DIRECTIONS
Leave out the pictures and transcribe everything else exactly.

====

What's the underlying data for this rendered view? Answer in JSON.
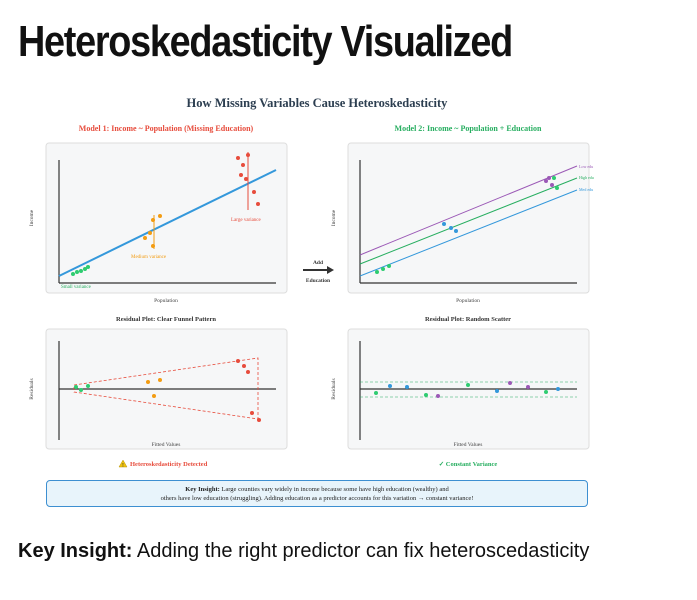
{
  "title": "Heteroskedasticity Visualized",
  "diagram": {
    "heading": "How Missing Variables Cause Heteroskedasticity",
    "model1_title": "Model 1: Income ~ Population (Missing Education)",
    "model2_title": "Model 2: Income ~ Population + Education",
    "y_label_income": "Income",
    "x_label_population": "Population",
    "y_label_residuals": "Residuals",
    "x_label_fitted": "Fitted Values",
    "small_variance": "Small variance",
    "medium_variance": "Medium variance",
    "large_variance": "Large variance",
    "arrow_top": "Add",
    "arrow_bottom": "Education",
    "legend_low": "Low edu",
    "legend_high": "High edu",
    "legend_med": "Med edu",
    "residual1_title": "Residual Plot: Clear Funnel Pattern",
    "residual2_title": "Residual Plot: Random Scatter",
    "warning_text": "Heteroskedasticity Detected",
    "warning_icon": "warning-icon",
    "check_text": "✓ Constant Variance",
    "insight_label": "Key Insight:",
    "insight_line1": "Large counties vary widely in income because some have high education (wealthy) and",
    "insight_line2": "others have low education (struggling). Adding education as a predictor accounts for this variation → constant variance!",
    "colors": {
      "red": "#e74c3c",
      "green": "#27ae60",
      "orange": "#f39c12",
      "blue": "#3498db",
      "purple": "#9b59b6",
      "panel": "#f6f7f8"
    }
  },
  "bottom_label": "Key Insight:",
  "bottom_text": " Adding the right predictor can fix heteroscedasticity"
}
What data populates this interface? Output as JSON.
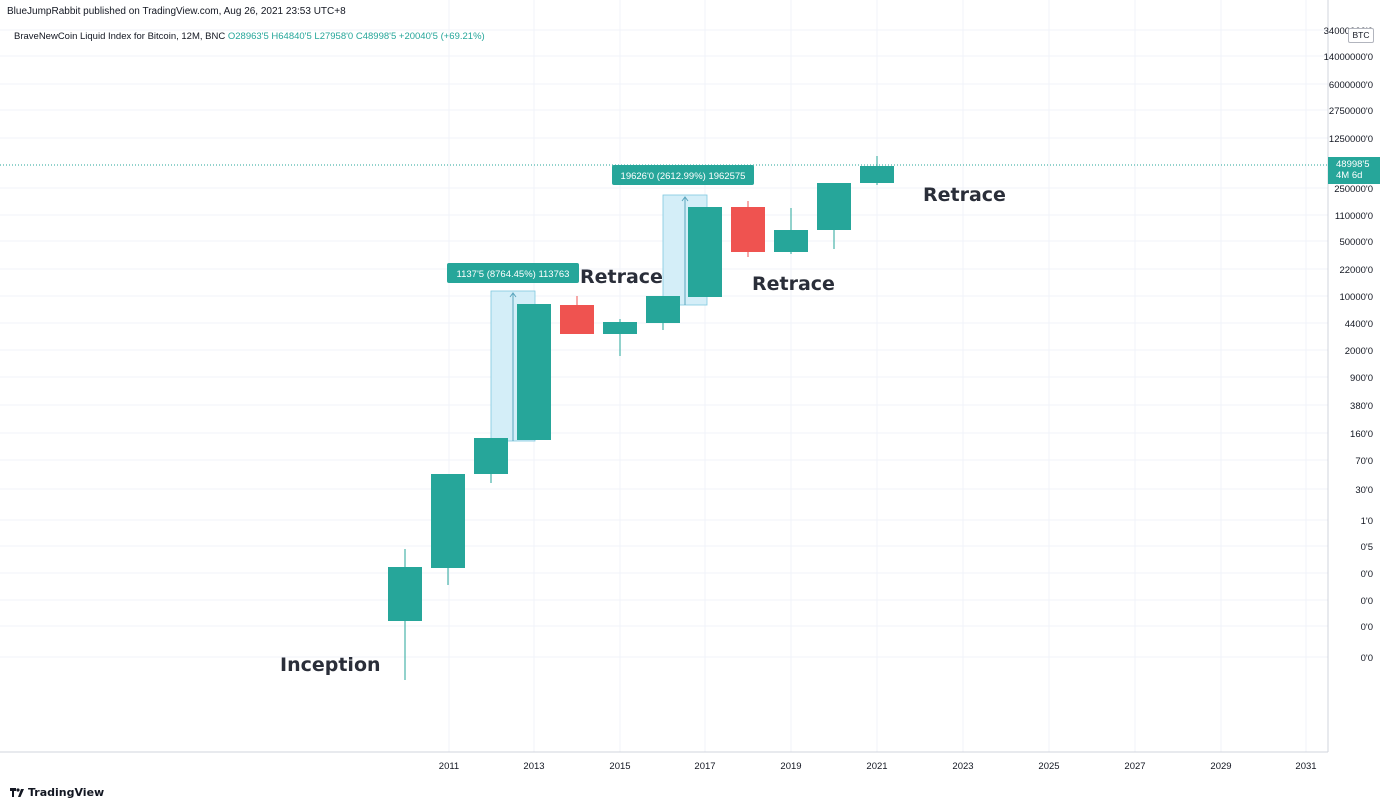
{
  "header": {
    "published_by": "BlueJumpRabbit published on TradingView.com, Aug 26, 2021 23:53 UTC+8"
  },
  "legend": {
    "symbol": "BraveNewCoin Liquid Index for Bitcoin, 12M, BNC",
    "open": "O28963'5",
    "high": "H64840'5",
    "low": "L27958'0",
    "close": "C48998'5",
    "change": "+20040'5 (+69.21%)"
  },
  "currency_badge": "BTC",
  "price_tag": {
    "price": "48998'5",
    "countdown": "4M 6d"
  },
  "footer": {
    "logo_text": "TradingView"
  },
  "chart_data": {
    "type": "candlestick",
    "scale": "log",
    "grid": true,
    "x_axis": {
      "tick_labels": [
        "2011",
        "2013",
        "2015",
        "2017",
        "2019",
        "2021",
        "2023",
        "2025",
        "2027",
        "2029",
        "2031"
      ]
    },
    "y_axis": {
      "position": "right",
      "tick_labels": [
        "34000000'0",
        "14000000'0",
        "6000000'0",
        "2750000'0",
        "1250000'0",
        "250000'0",
        "110000'0",
        "50000'0",
        "22000'0",
        "10000'0",
        "4400'0",
        "2000'0",
        "900'0",
        "380'0",
        "160'0",
        "70'0",
        "30'0",
        "1'0",
        "0'5",
        "0'0",
        "0'0",
        "0'0",
        "0'0"
      ]
    },
    "candles": [
      {
        "year": 2010,
        "color": "up"
      },
      {
        "year": 2011,
        "color": "up"
      },
      {
        "year": 2012,
        "color": "up"
      },
      {
        "year": 2013,
        "color": "up"
      },
      {
        "year": 2014,
        "color": "down"
      },
      {
        "year": 2015,
        "color": "up"
      },
      {
        "year": 2016,
        "color": "up"
      },
      {
        "year": 2017,
        "color": "up"
      },
      {
        "year": 2018,
        "color": "down"
      },
      {
        "year": 2019,
        "color": "up"
      },
      {
        "year": 2020,
        "color": "up"
      },
      {
        "year": 2021,
        "color": "up",
        "open": 28963.5,
        "high": 64840.5,
        "low": 27958.0,
        "close": 48998.5
      }
    ],
    "colors": {
      "up": "#26a69a",
      "down": "#ef5350",
      "measure_fill": "#d4eef8",
      "measure_stroke": "#26a69a",
      "grid": "#f0f3fa"
    },
    "measurements": [
      {
        "label": "1137'5 (8764.45%) 113763"
      },
      {
        "label": "19626'0 (2612.99%) 1962575"
      }
    ],
    "annotations": [
      {
        "text": "Inception"
      },
      {
        "text": "Retrace"
      },
      {
        "text": "Retrace"
      },
      {
        "text": "Retrace"
      }
    ]
  }
}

====

SOLUTION
What's the underlying data for this rendered view? Answer in JSON.
{
  "title": "Heteroskedasticity Visualized",
  "diagram": {
    "heading": "How Missing Variables Cause Heteroskedasticity",
    "model1_title": "Model 1: Income ~ Population (Missing Education)",
    "model2_title": "Model 2: Income ~ Population + Education",
    "y_label_income": "Income",
    "x_label_population": "Population",
    "y_label_residuals": "Residuals",
    "x_label_fitted": "Fitted Values",
    "small_variance": "Small variance",
    "medium_variance": "Medium variance",
    "large_variance": "Large variance",
    "arrow_top": "Add",
    "arrow_bottom": "Education",
    "legend_low": "Low edu",
    "legend_high": "High edu",
    "legend_med": "Med edu",
    "residual1_title": "Residual Plot: Clear Funnel Pattern",
    "residual2_title": "Residual Plot: Random Scatter",
    "warning_text": "Heteroskedasticity Detected",
    "warning_icon": "warning-icon",
    "check_text": "✓ Constant Variance",
    "insight_label": "Key Insight:",
    "insight_line1": "Large counties vary widely in income because some have high education (wealthy) and",
    "insight_line2": "others have low education (struggling). Adding education as a predictor accounts for this variation → constant variance!",
    "colors": {
      "red": "#e74c3c",
      "green": "#27ae60",
      "orange": "#f39c12",
      "blue": "#3498db",
      "purple": "#9b59b6",
      "panel": "#f6f7f8"
    }
  },
  "bottom_label": "Key Insight:",
  "bottom_text": " Adding the right predictor can fix heteroscedasticity"
}
What data populates this interface? Output as JSON.
{
  "header": {
    "published_by": "BlueJumpRabbit published on TradingView.com, Aug 26, 2021 23:53 UTC+8"
  },
  "legend": {
    "symbol": "BraveNewCoin Liquid Index for Bitcoin, 12M, BNC",
    "open": "O28963'5",
    "high": "H64840'5",
    "low": "L27958'0",
    "close": "C48998'5",
    "change": "+20040'5 (+69.21%)"
  },
  "currency_badge": "BTC",
  "price_tag": {
    "price": "48998'5",
    "countdown": "4M 6d"
  },
  "footer": {
    "logo_text": "TradingView"
  },
  "chart_data": {
    "type": "candlestick",
    "scale": "log",
    "grid": true,
    "x_axis": {
      "tick_labels": [
        "2011",
        "2013",
        "2015",
        "2017",
        "2019",
        "2021",
        "2023",
        "2025",
        "2027",
        "2029",
        "2031"
      ]
    },
    "y_axis": {
      "position": "right",
      "tick_labels": [
        "34000000'0",
        "14000000'0",
        "6000000'0",
        "2750000'0",
        "1250000'0",
        "250000'0",
        "110000'0",
        "50000'0",
        "22000'0",
        "10000'0",
        "4400'0",
        "2000'0",
        "900'0",
        "380'0",
        "160'0",
        "70'0",
        "30'0",
        "1'0",
        "0'5",
        "0'0",
        "0'0",
        "0'0",
        "0'0"
      ]
    },
    "candles": [
      {
        "year": 2010,
        "color": "up"
      },
      {
        "year": 2011,
        "color": "up"
      },
      {
        "year": 2012,
        "color": "up"
      },
      {
        "year": 2013,
        "color": "up"
      },
      {
        "year": 2014,
        "color": "down"
      },
      {
        "year": 2015,
        "color": "up"
      },
      {
        "year": 2016,
        "color": "up"
      },
      {
        "year": 2017,
        "color": "up"
      },
      {
        "year": 2018,
        "color": "down"
      },
      {
        "year": 2019,
        "color": "up"
      },
      {
        "year": 2020,
        "color": "up"
      },
      {
        "year": 2021,
        "color": "up",
        "open": 28963.5,
        "high": 64840.5,
        "low": 27958.0,
        "close": 48998.5
      }
    ],
    "colors": {
      "up": "#26a69a",
      "down": "#ef5350",
      "measure_fill": "#d4eef8",
      "measure_stroke": "#26a69a",
      "grid": "#f0f3fa"
    },
    "measurements": [
      {
        "label": "1137'5 (8764.45%) 113763"
      },
      {
        "label": "19626'0 (2612.99%) 1962575"
      }
    ],
    "annotations": [
      {
        "text": "Inception"
      },
      {
        "text": "Retrace"
      },
      {
        "text": "Retrace"
      },
      {
        "text": "Retrace"
      }
    ]
  }
}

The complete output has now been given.